Apesar das dificuldades, o jovem Manuel pensa um dia sair da rua e deixar de depender dos contentores para se alimentar. “Quero ter minha família e um emprego digno e deixar de viver na rua e comer no lixo”, disse.
Com os filhos nas ruas
Maria José é outra cidadã que faz da rua o seu ganha-pão. A viúva e mãe de cinco filhos conta que a sua vida conheceu um reverso após a morte do marido, há três anos. Sem apoio familiar para sustentar os filhos, decidiu dedicar-se a pedir esmolas na zona do 1º de maio, centro histórico da capital angolana.
Acompanhada da filha mais nova ao colo, a jovem mulher de 38 anos depende da sensibilidade dos transeuntes que se comovem e deixam algum dinheiro. Com os olhos ensopados em lágrimas, a cidadã diz estar a passar por momentos difíceis para sustentar a família.
“Está difícil, meu irmão. Nem todos entendem a nossa situação. Há aqueles que te dão alguma coisa, mas outros ainda te ofendem”, revelou.
Nos últimos tempos, são recorrentes os casos de uso de menores por adultos na via pública como “isca” para chamar a atenção e comover potenciais doadores. Maria confirma a prática, mas nega que todos recorram a estas artimanhas para apelar à boa-fé das pessoas.
“É verdade que isso acontecia antes, mas desde que a polícia começou a prender as pessoas que faziam isso nunca mais vimos ninguém a fazer isso”, afirmou. “A sociedade julga e condena as pessoas que pedem esmolas, sem conhecer a condição de cada pessoa.”

Entradas listadas

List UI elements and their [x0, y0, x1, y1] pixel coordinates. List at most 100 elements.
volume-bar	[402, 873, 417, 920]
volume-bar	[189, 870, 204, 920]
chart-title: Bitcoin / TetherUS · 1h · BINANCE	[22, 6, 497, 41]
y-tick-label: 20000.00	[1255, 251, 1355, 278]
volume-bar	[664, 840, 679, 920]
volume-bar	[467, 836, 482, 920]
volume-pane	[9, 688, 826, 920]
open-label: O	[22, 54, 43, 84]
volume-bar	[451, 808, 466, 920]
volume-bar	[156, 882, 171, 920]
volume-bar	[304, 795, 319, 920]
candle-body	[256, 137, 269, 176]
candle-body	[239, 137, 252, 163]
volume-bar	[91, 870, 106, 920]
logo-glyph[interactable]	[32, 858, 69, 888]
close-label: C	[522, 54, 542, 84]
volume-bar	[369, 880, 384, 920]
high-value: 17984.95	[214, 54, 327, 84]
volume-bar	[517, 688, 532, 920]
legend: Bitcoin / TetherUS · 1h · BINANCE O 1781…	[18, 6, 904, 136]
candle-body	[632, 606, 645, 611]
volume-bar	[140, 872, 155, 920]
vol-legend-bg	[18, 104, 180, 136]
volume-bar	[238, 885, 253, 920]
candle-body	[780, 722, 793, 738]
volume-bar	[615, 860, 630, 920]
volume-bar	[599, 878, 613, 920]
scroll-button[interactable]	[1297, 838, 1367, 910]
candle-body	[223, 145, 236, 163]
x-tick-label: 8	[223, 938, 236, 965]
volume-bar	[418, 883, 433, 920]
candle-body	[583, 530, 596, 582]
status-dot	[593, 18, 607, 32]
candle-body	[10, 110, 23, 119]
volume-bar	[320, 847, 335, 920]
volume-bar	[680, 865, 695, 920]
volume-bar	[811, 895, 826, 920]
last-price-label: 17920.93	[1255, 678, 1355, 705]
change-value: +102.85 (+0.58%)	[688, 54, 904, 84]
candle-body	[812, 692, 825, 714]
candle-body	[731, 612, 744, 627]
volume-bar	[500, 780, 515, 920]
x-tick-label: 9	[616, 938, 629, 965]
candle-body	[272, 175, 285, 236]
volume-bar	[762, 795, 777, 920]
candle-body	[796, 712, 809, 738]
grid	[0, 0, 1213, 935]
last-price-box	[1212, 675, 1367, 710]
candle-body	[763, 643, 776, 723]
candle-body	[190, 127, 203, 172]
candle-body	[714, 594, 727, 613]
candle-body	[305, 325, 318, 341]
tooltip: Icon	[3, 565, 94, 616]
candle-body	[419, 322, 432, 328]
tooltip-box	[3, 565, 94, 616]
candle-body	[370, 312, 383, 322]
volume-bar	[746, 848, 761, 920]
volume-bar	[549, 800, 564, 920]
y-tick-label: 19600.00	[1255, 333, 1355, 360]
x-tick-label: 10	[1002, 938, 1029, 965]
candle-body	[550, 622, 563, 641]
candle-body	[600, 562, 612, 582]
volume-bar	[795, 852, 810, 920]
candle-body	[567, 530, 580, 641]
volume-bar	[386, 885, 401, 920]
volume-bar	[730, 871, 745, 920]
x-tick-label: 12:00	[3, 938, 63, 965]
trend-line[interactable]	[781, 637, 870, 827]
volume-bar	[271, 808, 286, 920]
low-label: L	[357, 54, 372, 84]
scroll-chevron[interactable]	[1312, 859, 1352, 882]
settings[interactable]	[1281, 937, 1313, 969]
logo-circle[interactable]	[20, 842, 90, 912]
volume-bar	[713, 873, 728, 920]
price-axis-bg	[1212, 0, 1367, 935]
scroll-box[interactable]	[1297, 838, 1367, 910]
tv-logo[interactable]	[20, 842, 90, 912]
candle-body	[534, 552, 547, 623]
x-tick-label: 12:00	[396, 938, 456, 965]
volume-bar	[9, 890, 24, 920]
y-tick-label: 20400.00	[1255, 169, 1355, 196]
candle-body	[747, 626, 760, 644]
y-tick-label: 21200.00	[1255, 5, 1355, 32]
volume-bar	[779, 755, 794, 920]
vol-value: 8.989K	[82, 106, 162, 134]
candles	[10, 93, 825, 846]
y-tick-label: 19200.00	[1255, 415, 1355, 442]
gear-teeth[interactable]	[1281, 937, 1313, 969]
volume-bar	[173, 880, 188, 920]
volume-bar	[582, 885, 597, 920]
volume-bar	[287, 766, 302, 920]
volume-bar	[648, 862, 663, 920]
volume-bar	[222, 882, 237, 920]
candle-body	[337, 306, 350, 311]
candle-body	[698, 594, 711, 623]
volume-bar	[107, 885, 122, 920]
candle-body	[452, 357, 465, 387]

Questões e tarefas
**1)** Segundo o texto de leitura, há quanto tempo morreu o marido de Maria José?
**2)** Cite do texto de leitura o trecho que vai de “Apesar das dificuldades, o” até “sustentar a família.”.

Respostas dos exercícios
**1)** Há três anos.

**2)**
Apesar das dificuldades, o jovem Manuel pensa um dia sair da rua e deixar de depender dos contentores para se alimentar. “Quero ter minha família e um emprego digno e deixar de viver na rua e comer no lixo”, disse.
Com os filhos nas ruas
Maria José é outra cidadã que faz da rua o seu ganha-pão. A viúva e mãe de cinco filhos conta que a sua vida conheceu um reverso após a morte do marido, há três anos. Sem apoio familiar para sustentar os filhos, decidiu dedicar-se a pedir esmolas na zona do 1º de maio, centro histórico da capital angolana.
Acompanhada da filha mais nova ao colo, a jovem mulher de 38 anos depende da sensibilidade dos transeuntes que se comovem e deixam algum dinheiro. Com os olhos ensopados em lágrimas, a cidadã diz estar a passar por momentos difíceis para sustentar a família.